WHAT THE EXERCISE ASKS: Show all lines from the data that include the word "Story".

INPUT:
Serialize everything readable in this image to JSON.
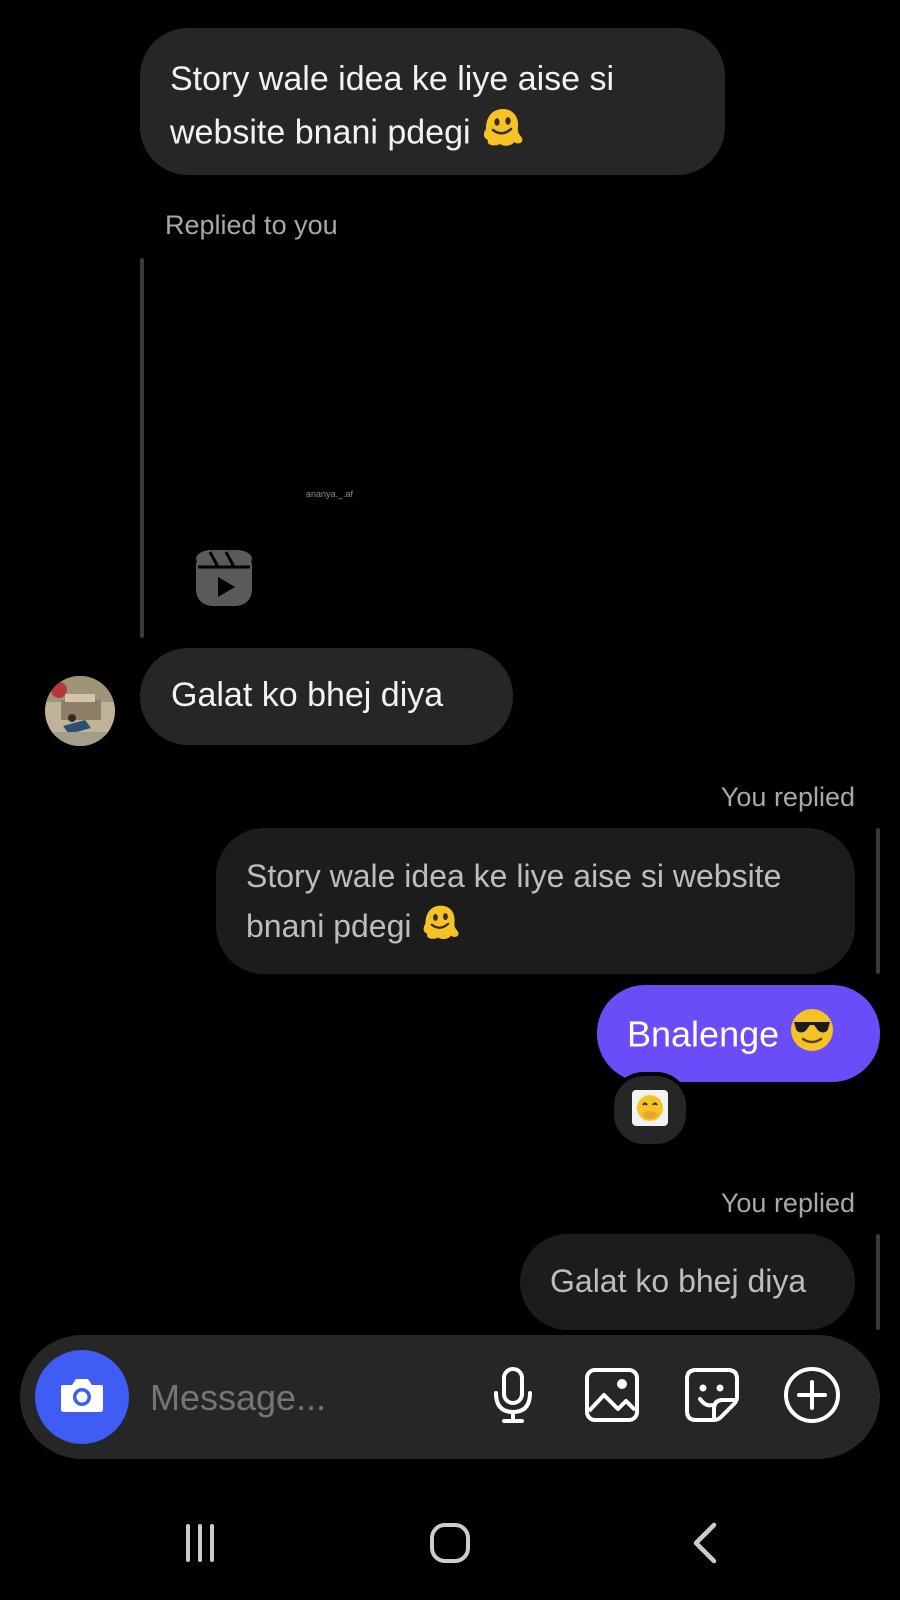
{
  "colors": {
    "background": "#000000",
    "incoming_bubble": "#262626",
    "quoted_bubble": "#1c1c1c",
    "outgoing_bubble": "#6a4cf8",
    "camera_button": "#3f5cf4"
  },
  "messages": {
    "first_incoming": {
      "line1": "Story wale idea ke liye aise si",
      "line2": "website bnani pdegi",
      "emoji": "melting-face-emoji"
    },
    "reel_reply": {
      "meta": "Replied to you",
      "reel_username": "ananya._.af",
      "reel_icon": "reels-icon"
    },
    "galat_incoming": {
      "text": "Galat ko bhej diya"
    },
    "you_replied_1": {
      "meta": "You replied",
      "quote_line1": "Story wale idea ke liye aise si website",
      "quote_line2": "bnani pdegi",
      "reply_text": "Bnalenge",
      "reply_emoji": "sunglasses-emoji",
      "reaction": "face-with-hand-over-mouth-emoji"
    },
    "you_replied_2": {
      "meta": "You replied",
      "quote_text": "Galat ko bhej diya"
    }
  },
  "composer": {
    "placeholder": "Message...",
    "camera_icon": "camera-icon",
    "mic_icon": "microphone-icon",
    "gallery_icon": "gallery-icon",
    "sticker_icon": "sticker-icon",
    "add_icon": "plus-circle-icon"
  },
  "navbar": {
    "recents_icon": "recents-icon",
    "home_icon": "home-icon",
    "back_icon": "back-icon"
  }
}
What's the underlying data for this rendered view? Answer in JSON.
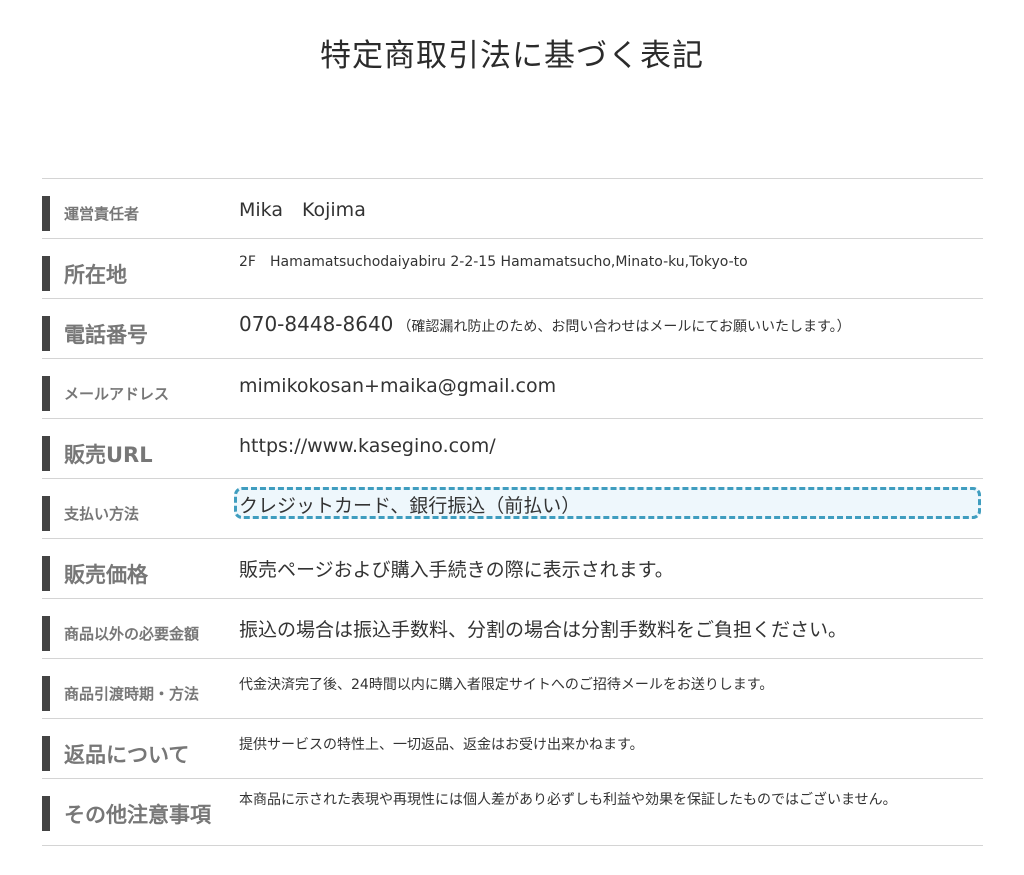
{
  "page": {
    "title": "特定商取引法に基づく表記"
  },
  "rows": [
    {
      "label": "運営責任者",
      "value": "Mika　Kojima"
    },
    {
      "label": "所在地",
      "value": "2F　Hamamatsuchodaiyabiru 2-2-15 Hamamatsucho,Minato-ku,Tokyo-to"
    },
    {
      "label": "電話番号",
      "value": "070-8448-8640",
      "note": "（確認漏れ防止のため、お問い合わせはメールにてお願いいたします。）"
    },
    {
      "label": "メールアドレス",
      "value": "mimikokosan+maika@gmail.com"
    },
    {
      "label": "販売URL",
      "value": "https://www.kasegino.com/"
    },
    {
      "label": "支払い方法",
      "value": "クレジットカード、銀行振込（前払い）"
    },
    {
      "label": "販売価格",
      "value": "販売ページおよび購入手続きの際に表示されます。"
    },
    {
      "label": "商品以外の必要金額",
      "value": "振込の場合は振込手数料、分割の場合は分割手数料をご負担ください。"
    },
    {
      "label": "商品引渡時期・方法",
      "value": "代金決済完了後、24時間以内に購入者限定サイトへのご招待メールをお送りします。"
    },
    {
      "label": "返品について",
      "value": "提供サービスの特性上、一切返品、返金はお受け出来かねます。"
    },
    {
      "label": "その他注意事項",
      "value": "本商品に示された表現や再現性には個人差があり必ずしも利益や効果を保証したものではございません。"
    }
  ],
  "colors": {
    "highlight_border": "#3f9dbf",
    "highlight_fill": "#eef7fc",
    "bar": "#444444"
  }
}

COMPLETE ANSWER:
      "line1": "Story wale idea ke liye aise si",
      "quote_line1": "Story wale idea ke liye aise si website",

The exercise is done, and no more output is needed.